Your goal -
Quote the records below in full, exactly as given, with the images taken out.

Extracted records -
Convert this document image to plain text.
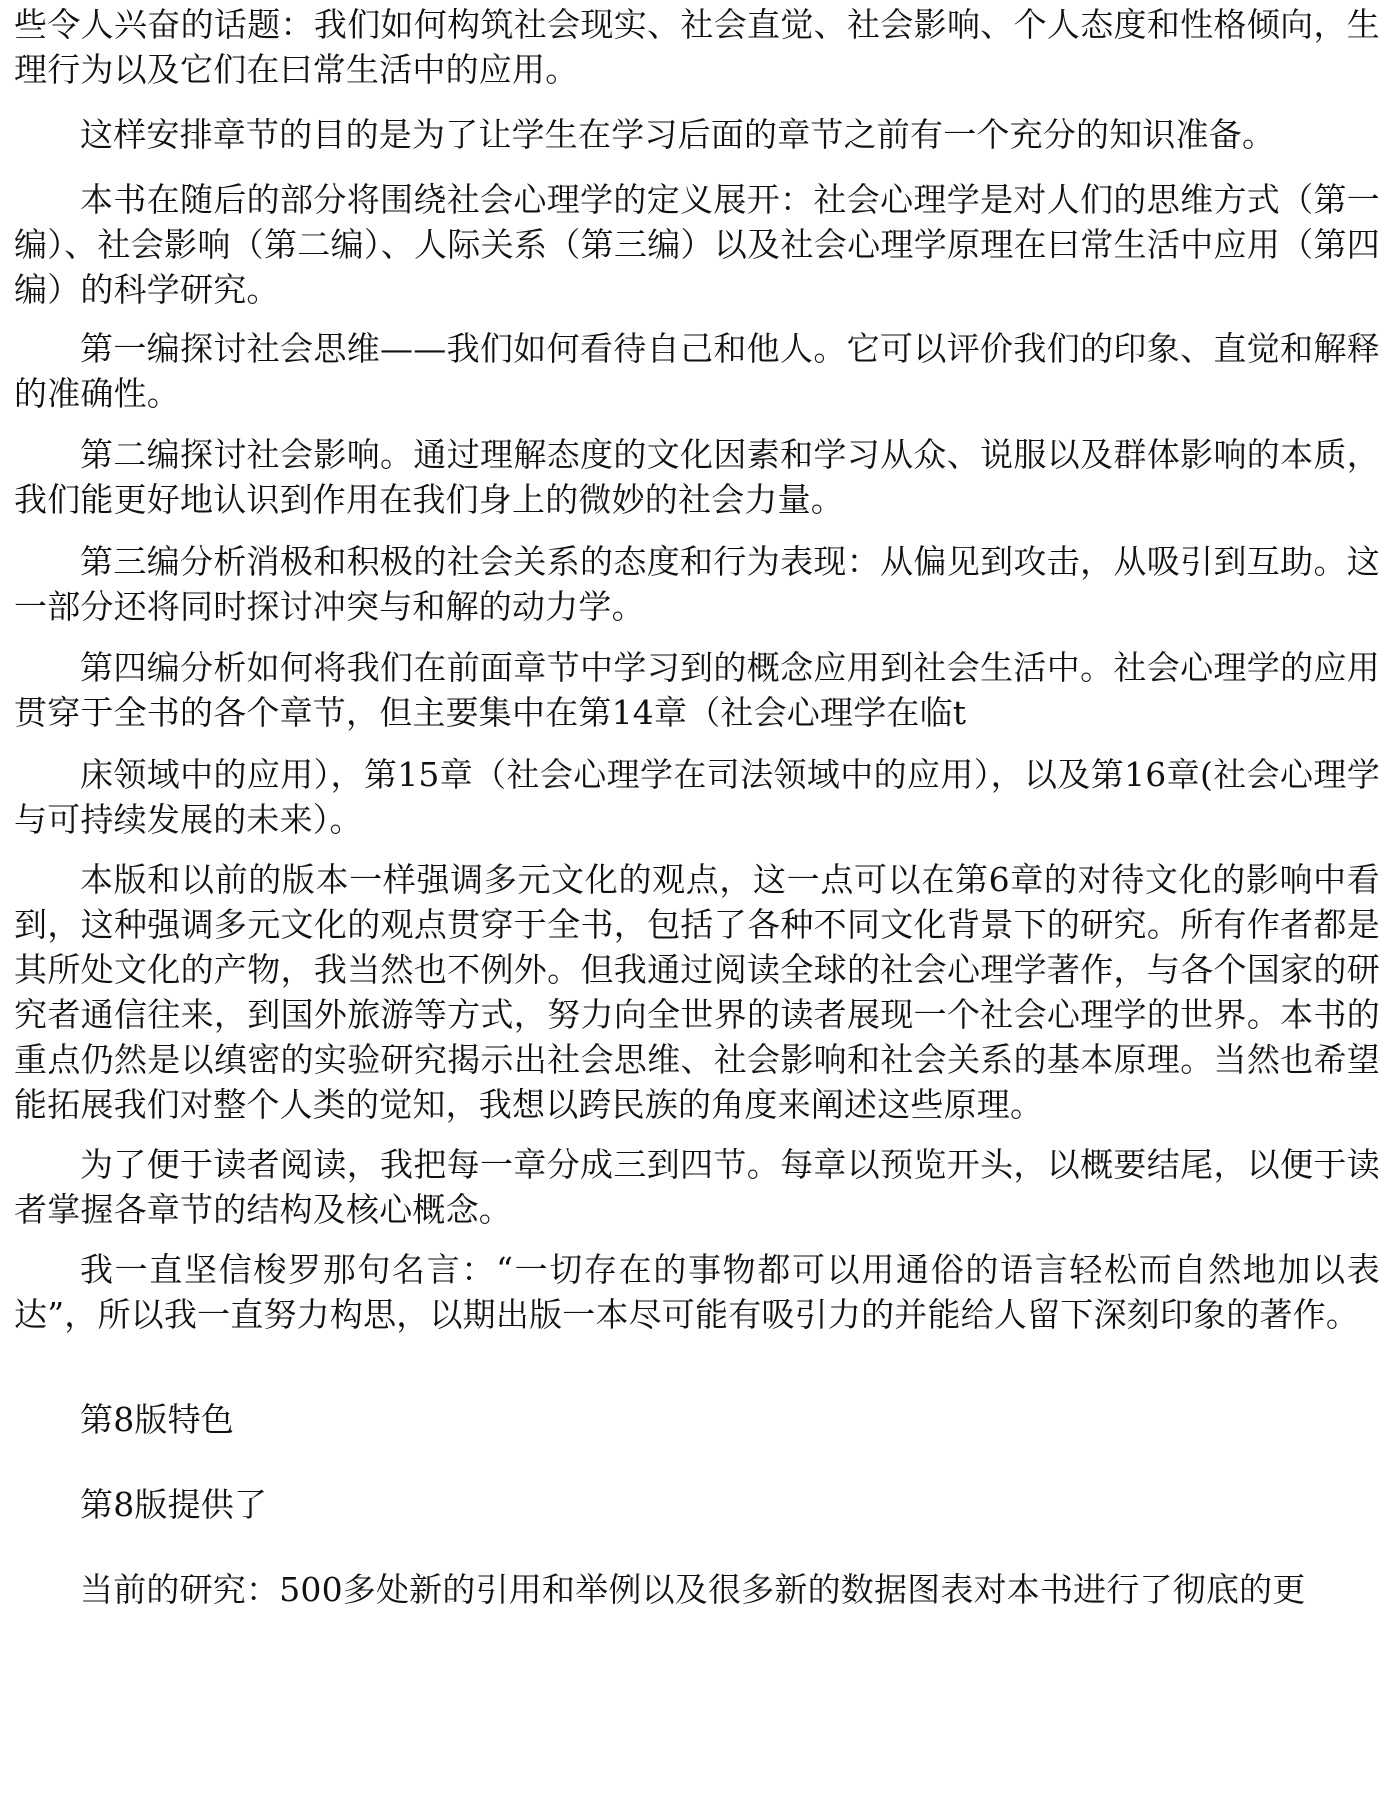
些令人兴奋的话题：我们如何构筑社会现实、社会直觉、社会影响、个人态度和性格倾向，生理行为以及它们在曰常生活中的应用。

这样安排章节的目的是为了让学生在学习后面的章节之前有一个充分的知识准备。

本书在随后的部分将围绕社会心理学的定义展开：社会心理学是对人们的思维方式（第一编）、社会影响（第二编）、人际关系（第三编）以及社会心理学原理在曰常生活中应用（第四编）的科学研究。

第一编探讨社会思维——我们如何看待自己和他人。它可以评价我们的印象、直觉和解释的准确性。

第二编探讨社会影响。通过理解态度的文化因素和学习从众、说服以及群体影响的本质，我们能更好地认识到作用在我们身上的微妙的社会力量。

第三编分析消极和积极的社会关系的态度和行为表现：从偏见到攻击，从吸引到互助。这一部分还将同时探讨冲突与和解的动力学。

第四编分析如何将我们在前面章节中学习到的概念应用到社会生活中。社会心理学的应用贯穿于全书的各个章节，但主要集中在第14章（社会心理学在临t

床领域中的应用），第15章（社会心理学在司法领域中的应用），以及第16章(社会心理学与可持续发展的未来）。

本版和以前的版本一样强调多元文化的观点，这一点可以在第6章的对待文化的影响中看到，这种强调多元文化的观点贯穿于全书，包括了各种不同文化背景下的研究。所有作者都是其所处文化的产物，我当然也不例外。但我通过阅读全球的社会心理学著作，与各个国家的研究者通信往来，到国外旅游等方式，努力向全世界的读者展现一个社会心理学的世界。本书的重点仍然是以缜密的实验研究揭示出社会思维、社会影响和社会关系的基本原理。当然也希望能拓展我们对整个人类的觉知，我想以跨民族的角度来阐述这些原理。

为了便于读者阅读，我把每一章分成三到四节。每章以预览开头，以概要结尾，以便于读者掌握各章节的结构及核心概念。

我一直坚信梭罗那句名言：“一切存在的事物都可以用通俗的语言轻松而自然地加以表达”，所以我一直努力构思，以期出版一本尽可能有吸引力的并能给人留下深刻印象的著作。

第8版特色

第8版提供了

当前的研究：500多处新的引用和举例以及很多新的数据图表对本书进行了彻底的更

Answer -
Convert this document image to plain text.
些令人兴奋的话题：我们如何构筑社会现实、社会直觉、社会影响、个人态度和性格倾向，生理行为以及它们在曰常生活中的应用。

这样安排章节的目的是为了让学生在学习后面的章节之前有一个充分的知识准备。

本书在随后的部分将围绕社会心理学的定义展开：社会心理学是对人们的思维方式（第一编）、社会影响（第二编）、人际关系（第三编）以及社会心理学原理在曰常生活中应用（第四编）的科学研究。

第一编探讨社会思维——我们如何看待自己和他人。它可以评价我们的印象、直觉和解释的准确性。

第二编探讨社会影响。通过理解态度的文化因素和学习从众、说服以及群体影响的本质，我们能更好地认识到作用在我们身上的微妙的社会力量。

第三编分析消极和积极的社会关系的态度和行为表现：从偏见到攻击，从吸引到互助。这一部分还将同时探讨冲突与和解的动力学。

第四编分析如何将我们在前面章节中学习到的概念应用到社会生活中。社会心理学的应用贯穿于全书的各个章节，但主要集中在第14章（社会心理学在临t

床领域中的应用），第15章（社会心理学在司法领域中的应用），以及第16章(社会心理学与可持续发展的未来）。

本版和以前的版本一样强调多元文化的观点，这一点可以在第6章的对待文化的影响中看到，这种强调多元文化的观点贯穿于全书，包括了各种不同文化背景下的研究。所有作者都是其所处文化的产物，我当然也不例外。但我通过阅读全球的社会心理学著作，与各个国家的研究者通信往来，到国外旅游等方式，努力向全世界的读者展现一个社会心理学的世界。本书的重点仍然是以缜密的实验研究揭示出社会思维、社会影响和社会关系的基本原理。当然也希望能拓展我们对整个人类的觉知，我想以跨民族的角度来阐述这些原理。

为了便于读者阅读，我把每一章分成三到四节。每章以预览开头，以概要结尾，以便于读者掌握各章节的结构及核心概念。

我一直坚信梭罗那句名言：“一切存在的事物都可以用通俗的语言轻松而自然地加以表达”，所以我一直努力构思，以期出版一本尽可能有吸引力的并能给人留下深刻印象的著作。

第8版特色

第8版提供了

当前的研究：500多处新的引用和举例以及很多新的数据图表对本书进行了彻底的更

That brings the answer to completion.